Records for processing
##############################

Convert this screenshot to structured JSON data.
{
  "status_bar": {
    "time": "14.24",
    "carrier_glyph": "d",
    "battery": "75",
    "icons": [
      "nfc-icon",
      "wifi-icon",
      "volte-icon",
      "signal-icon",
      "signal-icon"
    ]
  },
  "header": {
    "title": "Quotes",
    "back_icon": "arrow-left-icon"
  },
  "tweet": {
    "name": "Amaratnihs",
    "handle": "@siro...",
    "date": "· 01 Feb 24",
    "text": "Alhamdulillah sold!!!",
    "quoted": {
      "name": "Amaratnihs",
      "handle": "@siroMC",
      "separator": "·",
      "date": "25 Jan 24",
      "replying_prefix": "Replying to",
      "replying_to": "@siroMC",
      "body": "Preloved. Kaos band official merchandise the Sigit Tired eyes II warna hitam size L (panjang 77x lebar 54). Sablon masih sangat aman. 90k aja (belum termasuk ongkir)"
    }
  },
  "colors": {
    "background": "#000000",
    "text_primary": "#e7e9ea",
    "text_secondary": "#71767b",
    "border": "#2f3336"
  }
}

##############################

Copy each record from above exactly, and include every line.

Convert this screenshot to structured JSON data.
{
  "status_bar": {
    "time": "14.24",
    "carrier_glyph": "d",
    "battery": "75",
    "icons": [
      "nfc-icon",
      "wifi-icon",
      "volte-icon",
      "signal-icon",
      "signal-icon"
    ]
  },
  "header": {
    "title": "Quotes",
    "back_icon": "arrow-left-icon"
  },
  "tweet": {
    "name": "Amaratnihs",
    "handle": "@siro...",
    "date": "· 01 Feb 24",
    "text": "Alhamdulillah sold!!!",
    "quoted": {
      "name": "Amaratnihs",
      "handle": "@siroMC",
      "separator": "·",
      "date": "25 Jan 24",
      "replying_prefix": "Replying to",
      "replying_to": "@siroMC",
      "body": "Preloved. Kaos band official merchandise the Sigit Tired eyes II warna hitam size L (panjang 77x lebar 54). Sablon masih sangat aman. 90k aja (belum termasuk ongkir)"
    }
  },
  "colors": {
    "background": "#000000",
    "text_primary": "#e7e9ea",
    "text_secondary": "#71767b",
    "border": "#2f3336"
  }
}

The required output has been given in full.